Task instructions: Convert the entries into a JSON list of strings, one string per line and blank lines left out. Start with the first line and continue through the line containing "checkbox-anglais[interactable]: Anglais xyxy=(773,1277,874,1302)".

Records for this task:
++++++
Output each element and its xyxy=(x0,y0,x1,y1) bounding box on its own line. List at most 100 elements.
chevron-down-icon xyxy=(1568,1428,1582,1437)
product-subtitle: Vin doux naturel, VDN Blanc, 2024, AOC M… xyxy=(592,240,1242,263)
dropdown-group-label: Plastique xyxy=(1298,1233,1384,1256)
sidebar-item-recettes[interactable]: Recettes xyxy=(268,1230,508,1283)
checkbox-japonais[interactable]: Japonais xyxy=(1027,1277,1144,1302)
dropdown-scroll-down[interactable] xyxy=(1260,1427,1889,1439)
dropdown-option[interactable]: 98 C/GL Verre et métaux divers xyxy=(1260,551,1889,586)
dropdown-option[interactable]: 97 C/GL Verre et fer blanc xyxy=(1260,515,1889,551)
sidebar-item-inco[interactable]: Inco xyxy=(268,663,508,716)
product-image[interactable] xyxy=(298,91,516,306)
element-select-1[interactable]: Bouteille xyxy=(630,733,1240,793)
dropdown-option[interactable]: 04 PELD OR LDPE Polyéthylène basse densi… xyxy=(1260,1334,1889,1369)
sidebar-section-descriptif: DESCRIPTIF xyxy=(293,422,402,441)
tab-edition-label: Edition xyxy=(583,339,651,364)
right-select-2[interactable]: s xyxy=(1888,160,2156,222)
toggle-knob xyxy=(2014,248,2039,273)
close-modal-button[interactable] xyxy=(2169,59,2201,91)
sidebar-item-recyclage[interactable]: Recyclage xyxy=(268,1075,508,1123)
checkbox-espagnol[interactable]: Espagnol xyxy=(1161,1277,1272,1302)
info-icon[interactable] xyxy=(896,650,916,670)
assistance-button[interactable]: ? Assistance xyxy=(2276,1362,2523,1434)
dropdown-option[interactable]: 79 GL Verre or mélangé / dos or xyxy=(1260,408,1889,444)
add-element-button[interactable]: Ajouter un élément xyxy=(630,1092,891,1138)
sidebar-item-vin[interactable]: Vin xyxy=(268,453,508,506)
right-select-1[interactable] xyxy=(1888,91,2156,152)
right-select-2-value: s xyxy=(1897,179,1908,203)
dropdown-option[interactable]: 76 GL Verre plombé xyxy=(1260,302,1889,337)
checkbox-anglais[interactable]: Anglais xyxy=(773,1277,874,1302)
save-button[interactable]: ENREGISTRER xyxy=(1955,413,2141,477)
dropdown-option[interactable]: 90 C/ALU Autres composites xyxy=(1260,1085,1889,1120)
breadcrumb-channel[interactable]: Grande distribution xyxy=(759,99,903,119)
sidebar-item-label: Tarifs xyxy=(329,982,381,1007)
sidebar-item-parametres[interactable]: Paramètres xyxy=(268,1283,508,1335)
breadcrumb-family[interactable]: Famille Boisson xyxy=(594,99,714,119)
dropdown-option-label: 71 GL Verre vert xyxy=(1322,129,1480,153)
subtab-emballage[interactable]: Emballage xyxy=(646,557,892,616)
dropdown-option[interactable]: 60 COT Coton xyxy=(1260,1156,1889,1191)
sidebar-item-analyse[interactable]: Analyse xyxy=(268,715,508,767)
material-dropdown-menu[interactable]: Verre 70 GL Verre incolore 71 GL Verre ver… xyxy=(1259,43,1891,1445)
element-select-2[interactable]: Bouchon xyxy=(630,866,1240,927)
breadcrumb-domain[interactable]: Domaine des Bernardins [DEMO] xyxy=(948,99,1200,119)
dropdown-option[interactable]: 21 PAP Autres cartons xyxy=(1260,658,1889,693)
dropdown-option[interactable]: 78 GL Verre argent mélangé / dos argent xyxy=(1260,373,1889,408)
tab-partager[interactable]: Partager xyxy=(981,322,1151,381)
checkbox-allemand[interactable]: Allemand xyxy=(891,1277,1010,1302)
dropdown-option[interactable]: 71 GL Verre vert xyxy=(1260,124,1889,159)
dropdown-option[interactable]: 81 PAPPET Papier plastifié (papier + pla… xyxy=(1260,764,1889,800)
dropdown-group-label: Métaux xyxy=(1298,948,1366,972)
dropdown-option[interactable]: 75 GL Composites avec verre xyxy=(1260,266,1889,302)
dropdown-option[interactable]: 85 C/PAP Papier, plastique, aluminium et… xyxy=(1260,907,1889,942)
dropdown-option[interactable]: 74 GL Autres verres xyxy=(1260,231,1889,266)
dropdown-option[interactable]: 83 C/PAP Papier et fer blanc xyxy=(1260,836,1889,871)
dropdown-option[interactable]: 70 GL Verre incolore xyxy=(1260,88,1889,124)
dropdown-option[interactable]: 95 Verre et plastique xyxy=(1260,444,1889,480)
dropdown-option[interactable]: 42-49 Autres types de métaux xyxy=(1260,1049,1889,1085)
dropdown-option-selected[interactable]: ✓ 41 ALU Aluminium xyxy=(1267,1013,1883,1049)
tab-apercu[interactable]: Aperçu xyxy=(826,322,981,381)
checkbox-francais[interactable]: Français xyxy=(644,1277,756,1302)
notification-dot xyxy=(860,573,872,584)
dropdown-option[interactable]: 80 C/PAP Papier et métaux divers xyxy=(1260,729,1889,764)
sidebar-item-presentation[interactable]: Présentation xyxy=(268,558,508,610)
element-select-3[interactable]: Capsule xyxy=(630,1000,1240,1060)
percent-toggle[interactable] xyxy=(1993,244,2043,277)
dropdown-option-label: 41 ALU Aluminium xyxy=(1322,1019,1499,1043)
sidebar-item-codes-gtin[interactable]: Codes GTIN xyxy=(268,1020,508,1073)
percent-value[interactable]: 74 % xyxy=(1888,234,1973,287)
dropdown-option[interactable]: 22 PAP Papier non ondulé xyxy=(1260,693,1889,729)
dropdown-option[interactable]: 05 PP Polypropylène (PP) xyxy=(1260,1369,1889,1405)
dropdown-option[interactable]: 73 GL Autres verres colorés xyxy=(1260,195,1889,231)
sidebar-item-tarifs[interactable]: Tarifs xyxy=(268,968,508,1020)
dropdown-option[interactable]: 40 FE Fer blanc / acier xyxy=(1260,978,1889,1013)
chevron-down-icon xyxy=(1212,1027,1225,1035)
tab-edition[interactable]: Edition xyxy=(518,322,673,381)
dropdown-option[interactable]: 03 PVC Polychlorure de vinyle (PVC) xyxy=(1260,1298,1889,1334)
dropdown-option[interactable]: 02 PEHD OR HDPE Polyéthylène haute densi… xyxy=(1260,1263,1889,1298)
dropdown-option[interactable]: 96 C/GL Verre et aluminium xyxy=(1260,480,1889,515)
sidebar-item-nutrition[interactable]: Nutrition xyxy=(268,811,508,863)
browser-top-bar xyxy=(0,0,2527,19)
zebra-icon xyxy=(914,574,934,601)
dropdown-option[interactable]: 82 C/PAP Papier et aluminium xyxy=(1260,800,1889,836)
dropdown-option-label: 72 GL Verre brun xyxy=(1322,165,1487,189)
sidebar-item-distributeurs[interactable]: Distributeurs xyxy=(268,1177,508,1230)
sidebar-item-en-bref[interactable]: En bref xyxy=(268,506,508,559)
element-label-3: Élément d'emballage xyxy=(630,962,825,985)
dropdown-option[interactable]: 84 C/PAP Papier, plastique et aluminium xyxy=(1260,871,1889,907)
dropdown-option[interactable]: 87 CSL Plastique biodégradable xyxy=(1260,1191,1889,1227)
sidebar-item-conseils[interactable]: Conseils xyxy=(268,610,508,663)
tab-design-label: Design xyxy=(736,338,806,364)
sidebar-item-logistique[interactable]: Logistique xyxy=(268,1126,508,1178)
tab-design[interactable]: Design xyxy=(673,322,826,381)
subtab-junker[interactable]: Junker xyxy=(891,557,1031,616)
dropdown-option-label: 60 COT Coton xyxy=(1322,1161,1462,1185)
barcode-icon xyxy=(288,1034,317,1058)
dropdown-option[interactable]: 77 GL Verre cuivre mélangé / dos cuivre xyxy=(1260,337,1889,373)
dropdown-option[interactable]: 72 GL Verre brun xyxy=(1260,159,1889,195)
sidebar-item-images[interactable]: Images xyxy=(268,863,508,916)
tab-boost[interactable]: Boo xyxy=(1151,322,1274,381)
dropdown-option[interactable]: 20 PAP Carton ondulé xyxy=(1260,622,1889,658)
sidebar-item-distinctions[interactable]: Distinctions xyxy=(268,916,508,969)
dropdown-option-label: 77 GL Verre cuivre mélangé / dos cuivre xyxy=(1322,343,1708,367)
++++++
Exercise answer:
[
  "Output each element and its xyxy=(x0,y0,x1,y1) bounding box on its own line. List at most 100 elements.",
  "chevron-down-icon xyxy=(1568,1428,1582,1437)",
  "product-subtitle: Vin doux naturel, VDN Blanc, 2024, AOC M… xyxy=(592,240,1242,263)",
  "dropdown-group-label: Plastique xyxy=(1298,1233,1384,1256)",
  "sidebar-item-recettes[interactable]: Recettes xyxy=(268,1230,508,1283)",
  "checkbox-japonais[interactable]: Japonais xyxy=(1027,1277,1144,1302)",
  "dropdown-scroll-down[interactable] xyxy=(1260,1427,1889,1439)",
  "dropdown-option[interactable]: 98 C/GL Verre et métaux divers xyxy=(1260,551,1889,586)",
  "dropdown-option[interactable]: 97 C/GL Verre et fer blanc xyxy=(1260,515,1889,551)",
  "sidebar-item-inco[interactable]: Inco xyxy=(268,663,508,716)",
  "product-image[interactable] xyxy=(298,91,516,306)",
  "element-select-1[interactable]: Bouteille xyxy=(630,733,1240,793)",
  "dropdown-option[interactable]: 04 PELD OR LDPE Polyéthylène basse densi… xyxy=(1260,1334,1889,1369)",
  "sidebar-section-descriptif: DESCRIPTIF xyxy=(293,422,402,441)",
  "tab-edition-label: Edition xyxy=(583,339,651,364)",
  "right-select-2[interactable]: s xyxy=(1888,160,2156,222)",
  "toggle-knob xyxy=(2014,248,2039,273)",
  "close-modal-button[interactable] xyxy=(2169,59,2201,91)",
  "sidebar-item-recyclage[interactable]: Recyclage xyxy=(268,1075,508,1123)",
  "checkbox-espagnol[interactable]: Espagnol xyxy=(1161,1277,1272,1302)",
  "info-icon[interactable] xyxy=(896,650,916,670)",
  "assistance-button[interactable]: ? Assistance xyxy=(2276,1362,2523,1434)",
  "dropdown-option[interactable]: 79 GL Verre or mélangé / dos or xyxy=(1260,408,1889,444)",
  "add-element-button[interactable]: Ajouter un élément xyxy=(630,1092,891,1138)",
  "sidebar-item-vin[interactable]: Vin xyxy=(268,453,508,506)",
  "right-select-1[interactable] xyxy=(1888,91,2156,152)",
  "right-select-2-value: s xyxy=(1897,179,1908,203)",
  "dropdown-option[interactable]: 76 GL Verre plombé xyxy=(1260,302,1889,337)",
  "checkbox-anglais[interactable]: Anglais xyxy=(773,1277,874,1302)"
]